What needs to be done: In the court opinion, what term did the trial court assess after the jury's guilty verdict?

Text to read:
Opinion issued January 31, 2008
In The
Court of Appeals
For The
First District of Texas
NO. 01-07-00404-CR
MARGIE GARZA, Appellant
v.
STATE OF TEXAS, Appellee
On Appeal from the 185th District Court
Harris County, Texas
Trial Court Cause No. 1096393
O P I N I O N
A jury found appellant, Margie Garza, guilty of third-offense felony theft, for which the trial court assessed a term of 22 months in state jail. See Tex. Pen. Code Ann. § 31.03(a), (e)(4)(D) (Vernon Supp. 2007). In a single point of error, appellant contends that the trial court violated her due process rights by its conduct toward, and remarks to, the defense’s only witness.
We affirm.
Background
D.R. Cano, Jr., a loss prevention officer in a Marshall’s department store, observed appellant and her 14-year-old daughter, C.M., working in tandem concealing merchandise in a diaper bag and a purse. After they left the store without paying for these items, Cano stopped appellant and her daughter. Cano discovered store merchandise in the pair’s possession.
Appellant was arrested and charged with third-offense felony theft. The indictment alleged that appellant had stolen “one carrot peeler and four pair of panties.”

Available data:

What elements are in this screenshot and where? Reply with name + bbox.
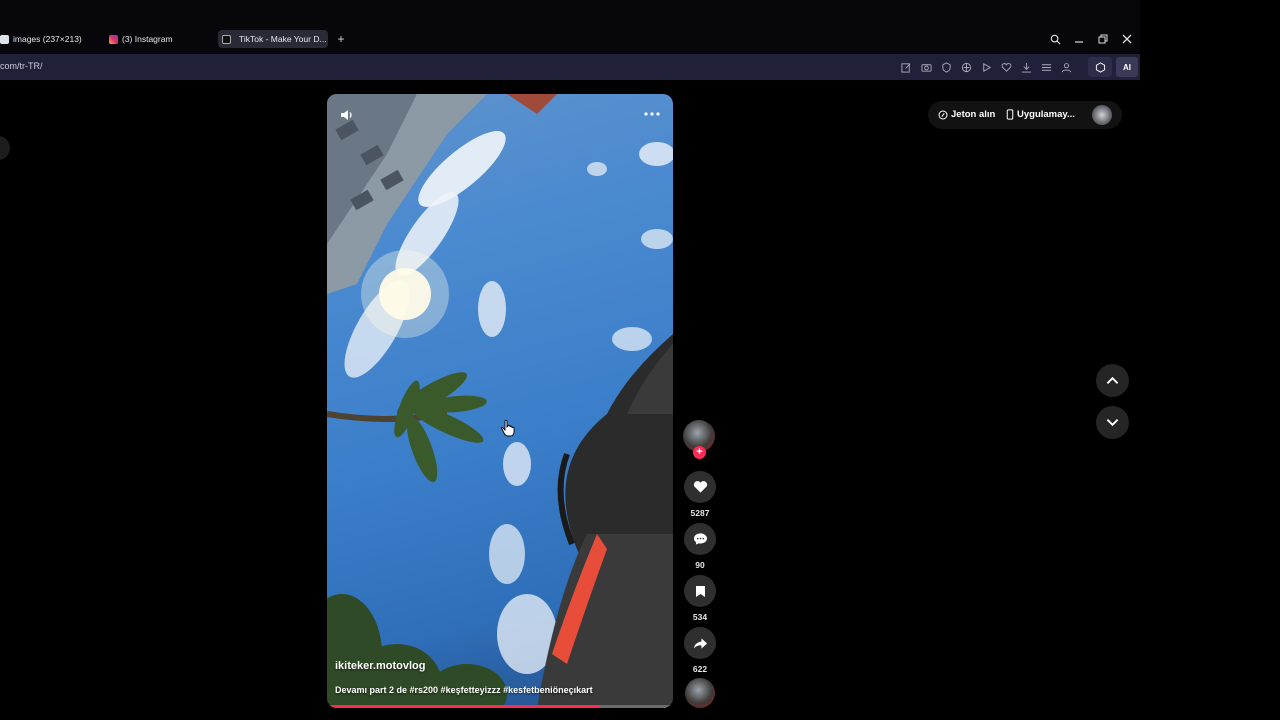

Solution to this problem: A term of 22 months in state jail.